## START Records shown

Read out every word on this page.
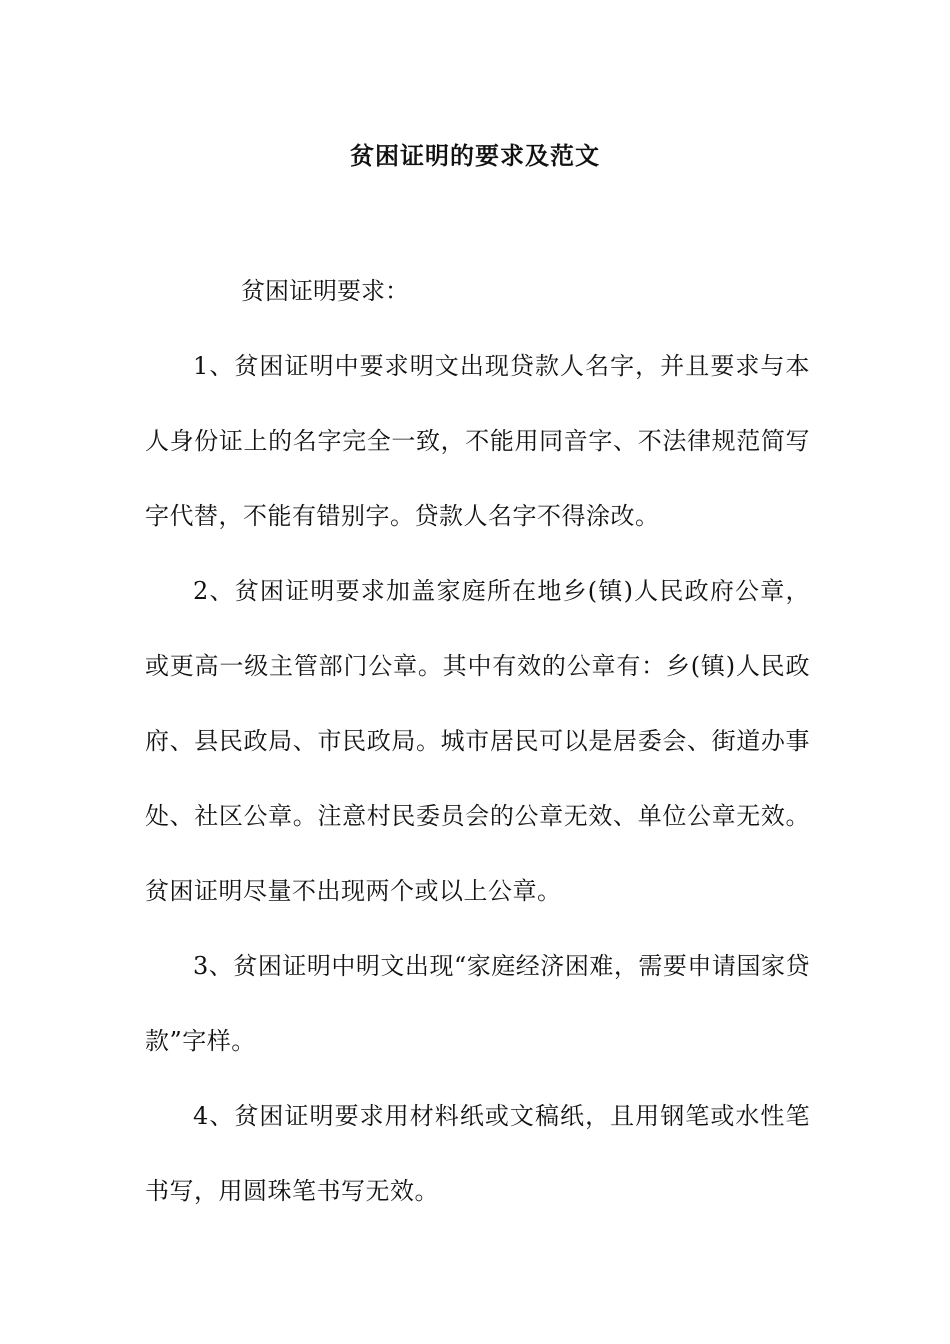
贫困证明的要求及范文

贫困证明要求：

1、贫困证明中要求明文出现贷款人名字，并且要求与本人身份证上的名字完全一致，不能用同音字、不法律规范简写字代替，不能有错别字。贷款人名字不得涂改。

2、贫困证明要求加盖家庭所在地乡(镇)人民政府公章，或更高一级主管部门公章。其中有效的公章有：乡(镇)人民政府、县民政局、市民政局。城市居民可以是居委会、街道办事处、社区公章。注意村民委员会的公章无效、单位公章无效。贫困证明尽量不出现两个或以上公章。

3、贫困证明中明文出现“家庭经济困难，需要申请国家贷款”字样。

4、贫困证明要求用材料纸或文稿纸，且用钢笔或水性笔书写，用圆珠笔书写无效。
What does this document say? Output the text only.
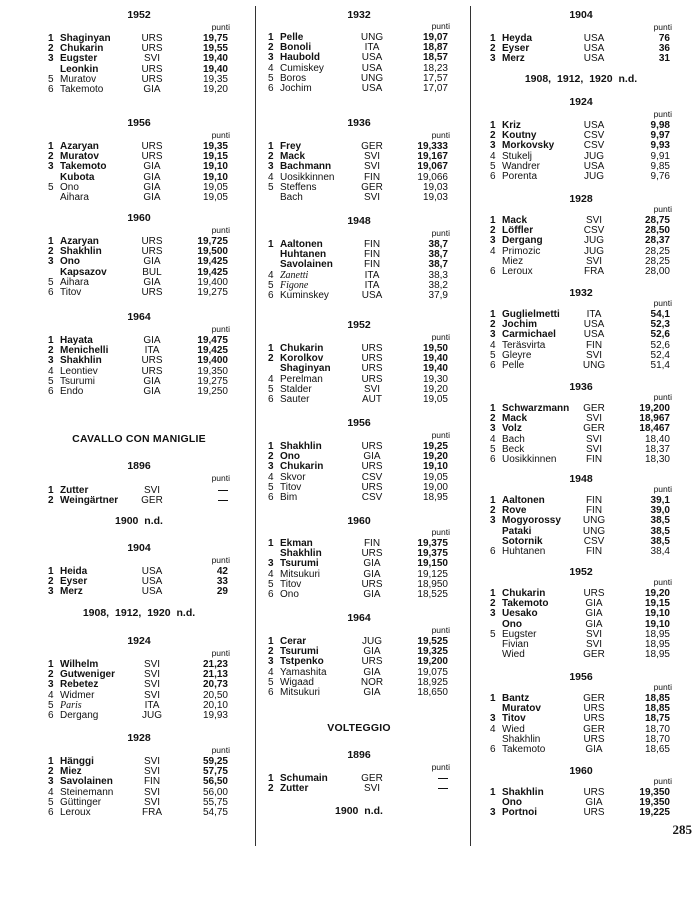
1952
punti
1 Shaginyan	URS	19,75
2 Chukarin	URS	19,55
3 Eugster	SVI	19,40
Leonkin	URS	19,40
5 Muratov	URS	19,35
6 Takemoto	GIA	19,20
1956
punti
1 Azaryan	URS	19,35
2 Muratov	URS	19,15
3 Takemoto	GIA	19,10
Kubota	GIA	19,10
5 Ono	GIA	19,05
Aihara	GIA	19,05
1960
punti
1 Azaryan	URS	19,725
2 Shakhlin	URS	19,500
3 Ono	GIA	19,425
Kapsazov	BUL	19,425
5 Aihara	GIA	19,400
6 Titov	URS	19,275
1964
punti
1 Hayata	GIA	19,475
2 Menichelli	ITA	19,425
3 Shakhlin	URS	19,400
4 Leontiev	URS	19,350
5 Tsurumi	GIA	19,275
6 Endo	GIA	19,250
CAVALLO CON MANIGLIE
1896
punti
1 Zutter	SVI	—
2 Weingärtner	GER	—
1900 n.d.
1904
punti
1 Heida	USA	42
2 Eyser	USA	33
3 Merz	USA	29
1908, 1912, 1920 n.d.
1924
punti
1 Wilhelm	SVI	21,23
2 Gutweniger	SVI	21,13
3 Rebetez	SVI	20,73
4 Widmer	SVI	20,50
5 Paris	ITA	20,10
6 Dergang	JUG	19,93
1928
punti
1 Hänggi	SVI	59,25
2 Miez	SVI	57,75
3 Savolainen	FIN	56,50
4 Steinemann	SVI	56,00
5 Güttinger	SVI	55,75
6 Leroux	FRA	54,75
1932
punti
1 Pelle	UNG	19,07
2 Bonoli	ITA	18,87
3 Haubold	USA	18,57
4 Cumiskey	USA	18,23
5 Boros	UNG	17,57
6 Jochim	USA	17,07
1936
punti
1 Frey	GER	19,333
2 Mack	SVI	19,167
3 Bachmann	SVI	19,067
4 Uosikkinnen	FIN	19,066
5 Steffens	GER	19,03
Bach	SVI	19,03
1948
punti
1 Aaltonen	FIN	38,7
Huhtanen	FIN	38,7
Savolainen	FIN	38,7
4 Zanetti	ITA	38,3
5 Figone	ITA	38,2
6 Kuminskey	USA	37,9
1952
punti
1 Chukarin	URS	19,50
2 Korolkov	URS	19,40
Shaginyan	URS	19,40
4 Perelman	URS	19,30
5 Stalder	SVI	19,20
6 Sauter	AUT	19,05
1956
punti
1 Shakhlin	URS	19,25
2 Ono	GIA	19,20
3 Chukarin	URS	19,10
4 Skvor	CSV	19,05
5 Titov	URS	19,00
6 Bim	CSV	18,95
1960
punti
1 Ekman	FIN	19,375
Shakhlin	URS	19,375
3 Tsurumi	GIA	19,150
4 Mitsukuri	GIA	19,125
5 Titov	URS	18,950
6 Ono	GIA	18,525
1964
punti
1 Cerar	JUG	19,525
2 Tsurumi	GIA	19,325
3 Tstpenko	URS	19,200
4 Yamashita	GIA	19,075
5 Wigaad	NOR	18,925
6 Mitsukuri	GIA	18,650
VOLTEGGIO
1896
punti
1 Schumain	GER	—
2 Zutter	SVI	—
1900 n.d.
1904
punti
1 Heyda	USA	76
2 Eyser	USA	36
3 Merz	USA	31
1908, 1912, 1920 n.d.
1924
punti
1 Kriz	USA	9,98
2 Koutny	CSV	9,97
3 Morkovsky	CSV	9,93
4 Stukelj	JUG	9,91
5 Wandrer	USA	9,85
6 Porenta	JUG	9,76
1928
punti
1 Mack	SVI	28,75
2 Löffler	CSV	28,50
3 Dergang	JUG	28,37
4 Primozic	JUG	28,25
Miez	SVI	28,25
6 Leroux	FRA	28,00
1932
punti
1 Guglielmetti	ITA	54,1
2 Jochim	USA	52,3
3 Carmichael	USA	52,6
4 Teräsvirta	FIN	52,6
5 Gleyre	SVI	52,4
6 Pelle	UNG	51,4
1936
punti
1 Schwarzmann	GER	19,200
2 Mack	SVI	18,967
3 Volz	GER	18,467
4 Bach	SVI	18,40
5 Beck	SVI	18,37
6 Uosikkinnen	FIN	18,30
1948
punti
1 Aaltonen	FIN	39,1
2 Rove	FIN	39,0
3 Mogyorossy	UNG	38,5
Pataki	UNG	38,5
Sotornik	CSV	38,5
6 Huhtanen	FIN	38,4
1952
punti
1 Chukarin	URS	19,20
2 Takemoto	GIA	19,15
3 Uesako	GIA	19,10
Ono	GIA	19,10
5 Eugster	SVI	18,95
Fivian	SVI	18,95
Wied	GER	18,95
1956
punti
1 Bantz	GER	18,85
Muratov	URS	18,85
3 Titov	URS	18,75
4 Wied	GER	18,70
Shakhlin	URS	18,70
6 Takemoto	GIA	18,65
1960
punti
1 Shakhlin	URS	19,350
Ono	GIA	19,350
3 Portnoi	URS	19,225
285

## END Records shown

### Brief
From the records given above, reproduce all text exactly and exclude each picture.

### Answer to the task
Read out every word on this page.
贫困证明的要求及范文

贫困证明要求：

1、贫困证明中要求明文出现贷款人名字，并且要求与本人身份证上的名字完全一致，不能用同音字、不法律规范简写字代替，不能有错别字。贷款人名字不得涂改。

2、贫困证明要求加盖家庭所在地乡(镇)人民政府公章，或更高一级主管部门公章。其中有效的公章有：乡(镇)人民政府、县民政局、市民政局。城市居民可以是居委会、街道办事处、社区公章。注意村民委员会的公章无效、单位公章无效。贫困证明尽量不出现两个或以上公章。

3、贫困证明中明文出现“家庭经济困难，需要申请国家贷款”字样。

4、贫困证明要求用材料纸或文稿纸，且用钢笔或水性笔书写，用圆珠笔书写无效。
What does this document say? Output the text only.
1952
punti
1 Shaginyan	URS	19,75
2 Chukarin	URS	19,55
3 Eugster	SVI	19,40
Leonkin	URS	19,40
5 Muratov	URS	19,35
6 Takemoto	GIA	19,20
1956
punti
1 Azaryan	URS	19,35
2 Muratov	URS	19,15
3 Takemoto	GIA	19,10
Kubota	GIA	19,10
5 Ono	GIA	19,05
Aihara	GIA	19,05
1960
punti
1 Azaryan	URS	19,725
2 Shakhlin	URS	19,500
3 Ono	GIA	19,425
Kapsazov	BUL	19,425
5 Aihara	GIA	19,400
6 Titov	URS	19,275
1964
punti
1 Hayata	GIA	19,475
2 Menichelli	ITA	19,425
3 Shakhlin	URS	19,400
4 Leontiev	URS	19,350
5 Tsurumi	GIA	19,275
6 Endo	GIA	19,250
CAVALLO CON MANIGLIE
1896
punti
1 Zutter	SVI	—
2 Weingärtner	GER	—
1900 n.d.
1904
punti
1 Heida	USA	42
2 Eyser	USA	33
3 Merz	USA	29
1908, 1912, 1920 n.d.
1924
punti
1 Wilhelm	SVI	21,23
2 Gutweniger	SVI	21,13
3 Rebetez	SVI	20,73
4 Widmer	SVI	20,50
5 Paris	ITA	20,10
6 Dergang	JUG	19,93
1928
punti
1 Hänggi	SVI	59,25
2 Miez	SVI	57,75
3 Savolainen	FIN	56,50
4 Steinemann	SVI	56,00
5 Güttinger	SVI	55,75
6 Leroux	FRA	54,75
1932
punti
1 Pelle	UNG	19,07
2 Bonoli	ITA	18,87
3 Haubold	USA	18,57
4 Cumiskey	USA	18,23
5 Boros	UNG	17,57
6 Jochim	USA	17,07
1936
punti
1 Frey	GER	19,333
2 Mack	SVI	19,167
3 Bachmann	SVI	19,067
4 Uosikkinnen	FIN	19,066
5 Steffens	GER	19,03
Bach	SVI	19,03
1948
punti
1 Aaltonen	FIN	38,7
Huhtanen	FIN	38,7
Savolainen	FIN	38,7
4 Zanetti	ITA	38,3
5 Figone	ITA	38,2
6 Kuminskey	USA	37,9
1952
punti
1 Chukarin	URS	19,50
2 Korolkov	URS	19,40
Shaginyan	URS	19,40
4 Perelman	URS	19,30
5 Stalder	SVI	19,20
6 Sauter	AUT	19,05
1956
punti
1 Shakhlin	URS	19,25
2 Ono	GIA	19,20
3 Chukarin	URS	19,10
4 Skvor	CSV	19,05
5 Titov	URS	19,00
6 Bim	CSV	18,95
1960
punti
1 Ekman	FIN	19,375
Shakhlin	URS	19,375
3 Tsurumi	GIA	19,150
4 Mitsukuri	GIA	19,125
5 Titov	URS	18,950
6 Ono	GIA	18,525
1964
punti
1 Cerar	JUG	19,525
2 Tsurumi	GIA	19,325
3 Tstpenko	URS	19,200
4 Yamashita	GIA	19,075
5 Wigaad	NOR	18,925
6 Mitsukuri	GIA	18,650
VOLTEGGIO
1896
punti
1 Schumain	GER	—
2 Zutter	SVI	—
1900 n.d.
1904
punti
1 Heyda	USA	76
2 Eyser	USA	36
3 Merz	USA	31
1908, 1912, 1920 n.d.
1924
punti
1 Kriz	USA	9,98
2 Koutny	CSV	9,97
3 Morkovsky	CSV	9,93
4 Stukelj	JUG	9,91
5 Wandrer	USA	9,85
6 Porenta	JUG	9,76
1928
punti
1 Mack	SVI	28,75
2 Löffler	CSV	28,50
3 Dergang	JUG	28,37
4 Primozic	JUG	28,25
Miez	SVI	28,25
6 Leroux	FRA	28,00
1932
punti
1 Guglielmetti	ITA	54,1
2 Jochim	USA	52,3
3 Carmichael	USA	52,6
4 Teräsvirta	FIN	52,6
5 Gleyre	SVI	52,4
6 Pelle	UNG	51,4
1936
punti
1 Schwarzmann	GER	19,200
2 Mack	SVI	18,967
3 Volz	GER	18,467
4 Bach	SVI	18,40
5 Beck	SVI	18,37
6 Uosikkinnen	FIN	18,30
1948
punti
1 Aaltonen	FIN	39,1
2 Rove	FIN	39,0
3 Mogyorossy	UNG	38,5
Pataki	UNG	38,5
Sotornik	CSV	38,5
6 Huhtanen	FIN	38,4
1952
punti
1 Chukarin	URS	19,20
2 Takemoto	GIA	19,15
3 Uesako	GIA	19,10
Ono	GIA	19,10
5 Eugster	SVI	18,95
Fivian	SVI	18,95
Wied	GER	18,95
1956
punti
1 Bantz	GER	18,85
Muratov	URS	18,85
3 Titov	URS	18,75
4 Wied	GER	18,70
Shakhlin	URS	18,70
6 Takemoto	GIA	18,65
1960
punti
1 Shakhlin	URS	19,350
Ono	GIA	19,350
3 Portnoi	URS	19,225
285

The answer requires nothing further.